--- start Records provided ---
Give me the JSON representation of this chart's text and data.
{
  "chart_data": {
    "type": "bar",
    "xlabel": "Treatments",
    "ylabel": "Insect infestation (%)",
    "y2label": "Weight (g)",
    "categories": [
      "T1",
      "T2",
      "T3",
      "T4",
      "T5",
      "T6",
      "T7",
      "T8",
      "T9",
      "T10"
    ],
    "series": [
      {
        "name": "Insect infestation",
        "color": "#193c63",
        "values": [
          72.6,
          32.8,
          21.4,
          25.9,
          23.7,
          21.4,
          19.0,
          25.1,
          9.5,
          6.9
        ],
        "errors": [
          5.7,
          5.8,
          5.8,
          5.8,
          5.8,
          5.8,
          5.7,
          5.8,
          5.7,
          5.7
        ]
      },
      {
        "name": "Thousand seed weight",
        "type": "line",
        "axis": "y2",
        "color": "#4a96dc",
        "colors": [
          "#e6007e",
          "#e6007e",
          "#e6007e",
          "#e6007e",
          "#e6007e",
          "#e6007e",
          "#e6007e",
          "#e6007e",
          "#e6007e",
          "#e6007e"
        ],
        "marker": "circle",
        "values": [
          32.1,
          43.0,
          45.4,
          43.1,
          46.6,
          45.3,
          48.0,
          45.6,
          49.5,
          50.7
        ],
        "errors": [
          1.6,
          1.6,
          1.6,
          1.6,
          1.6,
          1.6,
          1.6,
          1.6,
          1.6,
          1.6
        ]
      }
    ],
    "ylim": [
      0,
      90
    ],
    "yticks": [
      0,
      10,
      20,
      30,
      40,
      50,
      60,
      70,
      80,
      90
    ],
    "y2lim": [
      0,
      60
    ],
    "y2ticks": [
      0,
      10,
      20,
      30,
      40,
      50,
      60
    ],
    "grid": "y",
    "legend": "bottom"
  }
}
--- end Records provided ---
## What is required
Once more, set down the full listing, verbatim.

## Exercise response
Give me the JSON representation of this chart's text and data.
{
  "chart_data": {
    "type": "bar",
    "xlabel": "Treatments",
    "ylabel": "Insect infestation (%)",
    "y2label": "Weight (g)",
    "categories": [
      "T1",
      "T2",
      "T3",
      "T4",
      "T5",
      "T6",
      "T7",
      "T8",
      "T9",
      "T10"
    ],
    "series": [
      {
        "name": "Insect infestation",
        "color": "#193c63",
        "values": [
          72.6,
          32.8,
          21.4,
          25.9,
          23.7,
          21.4,
          19.0,
          25.1,
          9.5,
          6.9
        ],
        "errors": [
          5.7,
          5.8,
          5.8,
          5.8,
          5.8,
          5.8,
          5.7,
          5.8,
          5.7,
          5.7
        ]
      },
      {
        "name": "Thousand seed weight",
        "type": "line",
        "axis": "y2",
        "color": "#4a96dc",
        "colors": [
          "#e6007e",
          "#e6007e",
          "#e6007e",
          "#e6007e",
          "#e6007e",
          "#e6007e",
          "#e6007e",
          "#e6007e",
          "#e6007e",
          "#e6007e"
        ],
        "marker": "circle",
        "values": [
          32.1,
          43.0,
          45.4,
          43.1,
          46.6,
          45.3,
          48.0,
          45.6,
          49.5,
          50.7
        ],
        "errors": [
          1.6,
          1.6,
          1.6,
          1.6,
          1.6,
          1.6,
          1.6,
          1.6,
          1.6,
          1.6
        ]
      }
    ],
    "ylim": [
      0,
      90
    ],
    "yticks": [
      0,
      10,
      20,
      30,
      40,
      50,
      60,
      70,
      80,
      90
    ],
    "y2lim": [
      0,
      60
    ],
    "y2ticks": [
      0,
      10,
      20,
      30,
      40,
      50,
      60
    ],
    "grid": "y",
    "legend": "bottom"
  }
}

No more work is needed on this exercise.